- **Directions**
Print the listing that follows, character for character.

>> BEGIN

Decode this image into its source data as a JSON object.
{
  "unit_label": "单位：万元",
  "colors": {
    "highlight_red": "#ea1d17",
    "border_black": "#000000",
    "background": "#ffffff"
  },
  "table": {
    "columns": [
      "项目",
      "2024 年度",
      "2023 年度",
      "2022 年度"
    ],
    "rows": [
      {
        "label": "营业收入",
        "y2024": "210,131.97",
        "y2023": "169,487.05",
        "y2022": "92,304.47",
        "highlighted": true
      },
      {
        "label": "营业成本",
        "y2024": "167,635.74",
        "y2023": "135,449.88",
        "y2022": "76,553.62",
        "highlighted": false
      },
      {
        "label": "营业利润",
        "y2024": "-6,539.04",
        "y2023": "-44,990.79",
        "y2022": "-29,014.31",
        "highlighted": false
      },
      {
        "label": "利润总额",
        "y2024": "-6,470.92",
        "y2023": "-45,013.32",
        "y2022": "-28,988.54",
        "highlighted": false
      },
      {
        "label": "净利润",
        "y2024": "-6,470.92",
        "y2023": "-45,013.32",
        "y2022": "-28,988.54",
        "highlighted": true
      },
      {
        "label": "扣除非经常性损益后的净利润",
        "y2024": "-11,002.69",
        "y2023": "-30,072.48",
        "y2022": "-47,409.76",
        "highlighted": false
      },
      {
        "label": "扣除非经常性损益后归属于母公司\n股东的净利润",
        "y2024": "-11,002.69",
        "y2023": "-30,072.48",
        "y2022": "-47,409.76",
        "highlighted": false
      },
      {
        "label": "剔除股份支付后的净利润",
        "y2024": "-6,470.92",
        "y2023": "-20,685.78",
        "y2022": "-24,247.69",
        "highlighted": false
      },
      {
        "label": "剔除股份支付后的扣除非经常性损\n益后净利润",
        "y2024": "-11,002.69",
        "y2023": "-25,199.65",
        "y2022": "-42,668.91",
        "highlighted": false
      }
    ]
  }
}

>> END

- **Reply**
Decode this image into its source data as a JSON object.
{
  "unit_label": "单位：万元",
  "colors": {
    "highlight_red": "#ea1d17",
    "border_black": "#000000",
    "background": "#ffffff"
  },
  "table": {
    "columns": [
      "项目",
      "2024 年度",
      "2023 年度",
      "2022 年度"
    ],
    "rows": [
      {
        "label": "营业收入",
        "y2024": "210,131.97",
        "y2023": "169,487.05",
        "y2022": "92,304.47",
        "highlighted": true
      },
      {
        "label": "营业成本",
        "y2024": "167,635.74",
        "y2023": "135,449.88",
        "y2022": "76,553.62",
        "highlighted": false
      },
      {
        "label": "营业利润",
        "y2024": "-6,539.04",
        "y2023": "-44,990.79",
        "y2022": "-29,014.31",
        "highlighted": false
      },
      {
        "label": "利润总额",
        "y2024": "-6,470.92",
        "y2023": "-45,013.32",
        "y2022": "-28,988.54",
        "highlighted": false
      },
      {
        "label": "净利润",
        "y2024": "-6,470.92",
        "y2023": "-45,013.32",
        "y2022": "-28,988.54",
        "highlighted": true
      },
      {
        "label": "扣除非经常性损益后的净利润",
        "y2024": "-11,002.69",
        "y2023": "-30,072.48",
        "y2022": "-47,409.76",
        "highlighted": false
      },
      {
        "label": "扣除非经常性损益后归属于母公司\n股东的净利润",
        "y2024": "-11,002.69",
        "y2023": "-30,072.48",
        "y2022": "-47,409.76",
        "highlighted": false
      },
      {
        "label": "剔除股份支付后的净利润",
        "y2024": "-6,470.92",
        "y2023": "-20,685.78",
        "y2022": "-24,247.69",
        "highlighted": false
      },
      {
        "label": "剔除股份支付后的扣除非经常性损\n益后净利润",
        "y2024": "-11,002.69",
        "y2023": "-25,199.65",
        "y2022": "-42,668.91",
        "highlighted": false
      }
    ]
  }
}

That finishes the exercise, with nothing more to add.